**DATA TO PROCESS**
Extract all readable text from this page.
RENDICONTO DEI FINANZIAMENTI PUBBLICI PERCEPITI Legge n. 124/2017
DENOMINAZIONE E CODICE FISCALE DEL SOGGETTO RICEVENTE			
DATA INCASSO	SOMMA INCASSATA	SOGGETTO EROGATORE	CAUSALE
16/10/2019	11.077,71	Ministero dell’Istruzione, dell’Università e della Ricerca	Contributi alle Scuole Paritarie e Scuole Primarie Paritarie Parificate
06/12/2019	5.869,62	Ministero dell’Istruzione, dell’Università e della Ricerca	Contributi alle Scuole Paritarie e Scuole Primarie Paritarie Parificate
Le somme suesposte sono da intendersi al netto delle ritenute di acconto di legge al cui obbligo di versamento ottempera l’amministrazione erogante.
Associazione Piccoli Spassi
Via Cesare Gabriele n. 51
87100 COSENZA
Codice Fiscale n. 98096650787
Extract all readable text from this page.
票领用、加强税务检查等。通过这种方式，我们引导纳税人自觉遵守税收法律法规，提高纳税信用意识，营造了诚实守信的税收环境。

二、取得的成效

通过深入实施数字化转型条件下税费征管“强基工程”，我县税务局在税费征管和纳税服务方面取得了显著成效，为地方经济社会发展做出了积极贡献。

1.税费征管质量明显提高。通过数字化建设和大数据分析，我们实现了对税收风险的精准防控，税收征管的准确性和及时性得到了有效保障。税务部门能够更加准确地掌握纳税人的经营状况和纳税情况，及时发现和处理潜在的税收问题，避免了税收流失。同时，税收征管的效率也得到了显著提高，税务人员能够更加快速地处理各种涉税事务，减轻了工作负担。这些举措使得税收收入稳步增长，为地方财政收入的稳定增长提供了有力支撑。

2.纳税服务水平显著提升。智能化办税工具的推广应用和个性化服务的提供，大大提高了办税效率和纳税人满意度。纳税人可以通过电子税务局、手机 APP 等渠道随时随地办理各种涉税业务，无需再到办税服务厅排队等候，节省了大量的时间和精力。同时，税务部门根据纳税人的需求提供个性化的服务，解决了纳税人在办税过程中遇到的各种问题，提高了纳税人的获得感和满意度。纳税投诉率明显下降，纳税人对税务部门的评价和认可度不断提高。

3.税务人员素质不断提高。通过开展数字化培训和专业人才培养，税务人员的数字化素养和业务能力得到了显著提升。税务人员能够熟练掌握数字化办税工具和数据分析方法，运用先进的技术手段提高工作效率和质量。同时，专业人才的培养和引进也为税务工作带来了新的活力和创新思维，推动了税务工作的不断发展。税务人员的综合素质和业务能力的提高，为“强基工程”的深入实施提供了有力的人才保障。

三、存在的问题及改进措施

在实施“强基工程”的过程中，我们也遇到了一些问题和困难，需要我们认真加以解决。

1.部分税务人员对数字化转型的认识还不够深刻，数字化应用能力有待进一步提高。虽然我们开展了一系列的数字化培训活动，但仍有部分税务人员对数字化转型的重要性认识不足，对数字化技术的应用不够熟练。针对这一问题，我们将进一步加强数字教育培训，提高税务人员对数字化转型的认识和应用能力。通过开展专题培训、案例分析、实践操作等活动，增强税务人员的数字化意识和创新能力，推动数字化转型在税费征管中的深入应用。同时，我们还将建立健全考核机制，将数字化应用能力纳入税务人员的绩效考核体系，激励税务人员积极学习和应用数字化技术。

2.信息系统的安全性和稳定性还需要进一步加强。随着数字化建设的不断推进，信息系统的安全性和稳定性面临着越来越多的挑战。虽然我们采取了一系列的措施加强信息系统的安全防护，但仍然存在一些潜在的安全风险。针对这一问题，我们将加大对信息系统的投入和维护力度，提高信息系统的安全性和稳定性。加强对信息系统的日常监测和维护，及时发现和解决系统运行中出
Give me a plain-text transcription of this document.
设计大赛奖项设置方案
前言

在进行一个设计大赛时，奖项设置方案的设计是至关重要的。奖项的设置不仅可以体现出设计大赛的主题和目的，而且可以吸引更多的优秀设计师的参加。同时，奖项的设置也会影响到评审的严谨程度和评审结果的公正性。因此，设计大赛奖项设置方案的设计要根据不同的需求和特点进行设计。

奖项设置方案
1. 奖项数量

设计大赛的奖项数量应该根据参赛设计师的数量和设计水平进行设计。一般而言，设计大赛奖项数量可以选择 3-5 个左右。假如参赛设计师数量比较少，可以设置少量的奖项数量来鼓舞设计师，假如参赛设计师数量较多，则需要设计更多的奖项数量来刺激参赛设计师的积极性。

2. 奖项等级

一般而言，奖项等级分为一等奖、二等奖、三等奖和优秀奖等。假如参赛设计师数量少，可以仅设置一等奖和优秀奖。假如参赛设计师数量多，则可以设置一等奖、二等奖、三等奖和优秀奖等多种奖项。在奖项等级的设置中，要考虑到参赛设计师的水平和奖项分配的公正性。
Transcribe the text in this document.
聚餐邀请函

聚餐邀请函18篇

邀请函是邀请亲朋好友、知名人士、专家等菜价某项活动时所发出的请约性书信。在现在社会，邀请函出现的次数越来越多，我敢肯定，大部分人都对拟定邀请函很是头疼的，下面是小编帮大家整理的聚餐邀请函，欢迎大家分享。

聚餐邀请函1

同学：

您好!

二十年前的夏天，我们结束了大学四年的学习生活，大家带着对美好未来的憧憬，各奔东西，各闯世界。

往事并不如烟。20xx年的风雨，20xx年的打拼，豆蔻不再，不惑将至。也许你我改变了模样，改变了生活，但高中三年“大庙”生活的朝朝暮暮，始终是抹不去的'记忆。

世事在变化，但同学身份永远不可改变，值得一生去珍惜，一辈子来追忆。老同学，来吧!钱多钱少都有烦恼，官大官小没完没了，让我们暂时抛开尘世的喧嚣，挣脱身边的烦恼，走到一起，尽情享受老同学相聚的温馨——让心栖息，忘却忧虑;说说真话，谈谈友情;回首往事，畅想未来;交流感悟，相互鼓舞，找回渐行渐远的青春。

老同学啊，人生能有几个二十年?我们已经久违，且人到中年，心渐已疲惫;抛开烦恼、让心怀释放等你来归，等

**REQUIRED TASK**
In the listing, find all lines with the string "della" and copy them.

**FINAL RESULT**
16/10/2019	11.077,71	Ministero dell’Istruzione, dell’Università e della Ricerca	Contributi alle Scuole Paritarie e Scuole Primarie Paritarie Parificate
06/12/2019	5.869,62	Ministero dell’Istruzione, dell’Università e della Ricerca	Contributi alle Scuole Paritarie e Scuole Primarie Paritarie Parificate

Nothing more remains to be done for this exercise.